What is needed:
Find each line holding the word "Overview" and give the total alone.

Extracted records
◇ ◇ ◇
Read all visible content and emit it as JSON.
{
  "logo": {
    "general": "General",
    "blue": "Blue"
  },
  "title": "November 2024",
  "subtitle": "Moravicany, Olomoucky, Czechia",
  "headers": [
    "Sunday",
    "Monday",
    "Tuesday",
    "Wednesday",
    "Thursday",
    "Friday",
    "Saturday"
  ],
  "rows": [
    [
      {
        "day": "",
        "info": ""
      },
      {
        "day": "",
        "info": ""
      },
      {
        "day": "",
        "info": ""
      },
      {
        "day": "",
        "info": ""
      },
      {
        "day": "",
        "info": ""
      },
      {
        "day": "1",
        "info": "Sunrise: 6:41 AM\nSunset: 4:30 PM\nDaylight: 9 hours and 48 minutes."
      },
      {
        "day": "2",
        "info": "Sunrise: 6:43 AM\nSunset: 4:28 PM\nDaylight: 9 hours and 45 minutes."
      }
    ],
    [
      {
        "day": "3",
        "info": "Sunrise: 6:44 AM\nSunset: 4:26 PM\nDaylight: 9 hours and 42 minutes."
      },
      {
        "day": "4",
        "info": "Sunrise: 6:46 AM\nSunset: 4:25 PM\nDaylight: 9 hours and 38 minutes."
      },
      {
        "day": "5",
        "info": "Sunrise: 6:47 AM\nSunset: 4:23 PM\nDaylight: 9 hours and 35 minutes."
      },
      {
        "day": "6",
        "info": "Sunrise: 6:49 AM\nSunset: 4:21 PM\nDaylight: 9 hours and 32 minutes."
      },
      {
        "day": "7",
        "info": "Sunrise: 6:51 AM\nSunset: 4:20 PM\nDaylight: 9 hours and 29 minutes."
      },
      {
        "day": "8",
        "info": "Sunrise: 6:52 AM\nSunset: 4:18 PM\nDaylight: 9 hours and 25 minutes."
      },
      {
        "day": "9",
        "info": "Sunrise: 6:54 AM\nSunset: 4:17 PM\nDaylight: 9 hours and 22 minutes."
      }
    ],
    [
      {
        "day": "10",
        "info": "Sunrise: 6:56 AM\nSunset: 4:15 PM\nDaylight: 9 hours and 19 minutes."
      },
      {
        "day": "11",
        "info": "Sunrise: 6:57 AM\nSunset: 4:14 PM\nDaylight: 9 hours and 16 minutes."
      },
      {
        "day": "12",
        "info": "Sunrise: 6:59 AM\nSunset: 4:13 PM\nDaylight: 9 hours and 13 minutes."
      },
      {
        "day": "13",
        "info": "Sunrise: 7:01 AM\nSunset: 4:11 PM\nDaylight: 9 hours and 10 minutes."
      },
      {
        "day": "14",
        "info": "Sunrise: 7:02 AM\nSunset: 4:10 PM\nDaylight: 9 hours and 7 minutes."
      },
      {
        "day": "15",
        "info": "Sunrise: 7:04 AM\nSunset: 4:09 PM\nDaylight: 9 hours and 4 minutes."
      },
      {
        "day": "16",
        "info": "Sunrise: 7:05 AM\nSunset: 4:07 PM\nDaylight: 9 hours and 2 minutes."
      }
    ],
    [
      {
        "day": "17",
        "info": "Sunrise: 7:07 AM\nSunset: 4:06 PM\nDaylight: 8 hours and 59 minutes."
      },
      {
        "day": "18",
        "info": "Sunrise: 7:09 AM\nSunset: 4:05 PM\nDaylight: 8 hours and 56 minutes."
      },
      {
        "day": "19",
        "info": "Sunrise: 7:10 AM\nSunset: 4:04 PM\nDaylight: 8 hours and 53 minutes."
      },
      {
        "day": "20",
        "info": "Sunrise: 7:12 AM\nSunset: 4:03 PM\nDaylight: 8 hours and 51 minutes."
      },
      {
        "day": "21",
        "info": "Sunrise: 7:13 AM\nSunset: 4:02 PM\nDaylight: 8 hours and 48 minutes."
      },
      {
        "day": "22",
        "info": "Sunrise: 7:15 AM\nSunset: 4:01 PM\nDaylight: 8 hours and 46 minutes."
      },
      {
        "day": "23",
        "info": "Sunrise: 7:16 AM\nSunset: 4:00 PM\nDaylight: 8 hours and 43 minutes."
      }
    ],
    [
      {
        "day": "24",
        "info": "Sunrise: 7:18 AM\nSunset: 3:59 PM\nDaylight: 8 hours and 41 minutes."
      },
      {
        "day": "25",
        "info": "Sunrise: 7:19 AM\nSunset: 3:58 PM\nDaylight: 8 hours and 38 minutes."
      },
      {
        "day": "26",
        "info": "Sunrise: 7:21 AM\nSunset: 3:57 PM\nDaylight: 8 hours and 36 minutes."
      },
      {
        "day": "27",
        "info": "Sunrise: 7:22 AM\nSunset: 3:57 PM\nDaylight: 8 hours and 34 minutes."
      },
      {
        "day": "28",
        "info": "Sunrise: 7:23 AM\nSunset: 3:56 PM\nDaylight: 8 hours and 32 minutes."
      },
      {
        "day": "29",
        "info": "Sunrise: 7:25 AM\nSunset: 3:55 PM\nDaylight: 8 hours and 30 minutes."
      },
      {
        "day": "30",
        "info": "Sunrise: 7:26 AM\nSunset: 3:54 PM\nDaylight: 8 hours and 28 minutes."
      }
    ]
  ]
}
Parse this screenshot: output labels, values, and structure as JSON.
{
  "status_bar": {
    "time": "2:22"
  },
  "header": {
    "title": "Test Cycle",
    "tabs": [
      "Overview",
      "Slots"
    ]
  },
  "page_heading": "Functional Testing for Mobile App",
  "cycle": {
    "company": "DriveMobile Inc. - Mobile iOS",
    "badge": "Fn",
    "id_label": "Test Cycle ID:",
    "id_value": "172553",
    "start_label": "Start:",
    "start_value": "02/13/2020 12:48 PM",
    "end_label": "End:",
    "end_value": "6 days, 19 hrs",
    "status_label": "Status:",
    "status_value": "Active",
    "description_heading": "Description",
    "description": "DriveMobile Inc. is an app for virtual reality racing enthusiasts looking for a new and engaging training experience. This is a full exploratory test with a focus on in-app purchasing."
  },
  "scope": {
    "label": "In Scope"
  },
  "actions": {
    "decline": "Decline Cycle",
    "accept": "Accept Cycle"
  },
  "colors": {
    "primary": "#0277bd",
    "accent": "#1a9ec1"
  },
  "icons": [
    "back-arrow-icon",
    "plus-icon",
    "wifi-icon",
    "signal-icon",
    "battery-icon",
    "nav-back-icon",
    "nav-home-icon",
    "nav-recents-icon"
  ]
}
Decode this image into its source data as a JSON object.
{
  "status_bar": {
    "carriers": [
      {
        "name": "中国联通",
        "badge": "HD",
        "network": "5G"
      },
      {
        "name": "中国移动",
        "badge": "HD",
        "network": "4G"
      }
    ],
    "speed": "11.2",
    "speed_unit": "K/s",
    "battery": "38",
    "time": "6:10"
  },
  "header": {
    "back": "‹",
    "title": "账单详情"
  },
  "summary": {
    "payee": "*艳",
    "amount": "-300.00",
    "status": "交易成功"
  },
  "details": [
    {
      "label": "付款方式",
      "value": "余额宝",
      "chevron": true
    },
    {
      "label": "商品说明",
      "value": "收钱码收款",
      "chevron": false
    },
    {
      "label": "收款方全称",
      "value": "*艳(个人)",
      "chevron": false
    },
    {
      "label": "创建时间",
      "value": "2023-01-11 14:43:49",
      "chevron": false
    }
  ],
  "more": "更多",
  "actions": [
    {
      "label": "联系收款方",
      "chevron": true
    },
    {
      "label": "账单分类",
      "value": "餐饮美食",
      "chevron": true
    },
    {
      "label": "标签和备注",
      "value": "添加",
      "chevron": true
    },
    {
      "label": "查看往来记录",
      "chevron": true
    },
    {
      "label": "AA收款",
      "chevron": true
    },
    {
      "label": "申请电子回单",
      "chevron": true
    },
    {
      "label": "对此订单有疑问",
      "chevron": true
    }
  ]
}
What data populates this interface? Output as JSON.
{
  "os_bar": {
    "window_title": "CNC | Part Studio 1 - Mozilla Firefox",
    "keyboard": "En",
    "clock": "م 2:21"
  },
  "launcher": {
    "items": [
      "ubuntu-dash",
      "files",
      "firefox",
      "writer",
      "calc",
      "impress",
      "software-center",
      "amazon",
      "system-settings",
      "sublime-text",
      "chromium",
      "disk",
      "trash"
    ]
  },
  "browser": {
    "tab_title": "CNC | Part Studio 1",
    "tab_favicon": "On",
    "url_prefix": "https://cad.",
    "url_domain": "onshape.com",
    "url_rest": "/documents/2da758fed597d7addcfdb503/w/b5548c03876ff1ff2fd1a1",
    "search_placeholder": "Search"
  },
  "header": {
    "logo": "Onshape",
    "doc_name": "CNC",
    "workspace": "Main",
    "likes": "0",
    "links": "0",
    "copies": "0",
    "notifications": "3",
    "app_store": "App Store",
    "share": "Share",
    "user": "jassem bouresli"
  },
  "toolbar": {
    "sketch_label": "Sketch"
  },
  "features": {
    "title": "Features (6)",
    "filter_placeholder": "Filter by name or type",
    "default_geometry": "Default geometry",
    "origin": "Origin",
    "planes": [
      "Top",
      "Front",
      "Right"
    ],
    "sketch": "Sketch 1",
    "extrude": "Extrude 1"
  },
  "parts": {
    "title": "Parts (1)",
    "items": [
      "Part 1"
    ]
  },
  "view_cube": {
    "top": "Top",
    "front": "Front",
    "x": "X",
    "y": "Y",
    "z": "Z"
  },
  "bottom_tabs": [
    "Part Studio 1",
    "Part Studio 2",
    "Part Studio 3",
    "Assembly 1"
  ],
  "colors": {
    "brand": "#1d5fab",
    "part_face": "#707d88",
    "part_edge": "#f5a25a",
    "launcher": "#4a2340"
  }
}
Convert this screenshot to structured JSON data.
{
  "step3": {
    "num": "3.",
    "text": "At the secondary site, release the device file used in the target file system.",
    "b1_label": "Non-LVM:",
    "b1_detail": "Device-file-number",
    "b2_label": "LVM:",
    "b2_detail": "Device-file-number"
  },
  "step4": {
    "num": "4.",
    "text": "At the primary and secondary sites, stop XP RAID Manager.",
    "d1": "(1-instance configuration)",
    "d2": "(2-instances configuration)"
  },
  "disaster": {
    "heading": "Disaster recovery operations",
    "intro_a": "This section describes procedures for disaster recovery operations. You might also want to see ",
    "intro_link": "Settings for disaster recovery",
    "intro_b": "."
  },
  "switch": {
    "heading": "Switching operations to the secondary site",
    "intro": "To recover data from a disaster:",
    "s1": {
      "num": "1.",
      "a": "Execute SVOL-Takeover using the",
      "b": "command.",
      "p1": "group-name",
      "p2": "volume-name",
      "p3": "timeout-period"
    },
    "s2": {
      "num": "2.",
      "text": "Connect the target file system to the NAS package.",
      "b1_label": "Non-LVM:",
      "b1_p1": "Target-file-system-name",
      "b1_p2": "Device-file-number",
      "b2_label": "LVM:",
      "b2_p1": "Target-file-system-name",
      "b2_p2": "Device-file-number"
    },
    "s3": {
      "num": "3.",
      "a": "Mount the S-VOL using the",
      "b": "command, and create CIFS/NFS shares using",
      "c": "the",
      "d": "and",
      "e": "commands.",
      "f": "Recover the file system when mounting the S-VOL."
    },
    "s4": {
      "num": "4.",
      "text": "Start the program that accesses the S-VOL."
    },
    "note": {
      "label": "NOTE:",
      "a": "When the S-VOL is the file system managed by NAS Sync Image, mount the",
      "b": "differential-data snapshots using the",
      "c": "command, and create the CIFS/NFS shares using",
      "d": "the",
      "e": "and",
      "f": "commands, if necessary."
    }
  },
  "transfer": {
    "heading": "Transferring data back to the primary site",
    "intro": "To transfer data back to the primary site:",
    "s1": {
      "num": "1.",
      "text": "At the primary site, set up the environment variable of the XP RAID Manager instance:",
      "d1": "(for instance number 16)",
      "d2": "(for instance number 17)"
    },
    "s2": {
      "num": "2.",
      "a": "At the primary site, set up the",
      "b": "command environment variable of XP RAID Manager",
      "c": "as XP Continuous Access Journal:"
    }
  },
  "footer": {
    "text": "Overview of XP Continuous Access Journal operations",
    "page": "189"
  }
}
◇ ◇ ◇
Result below:
2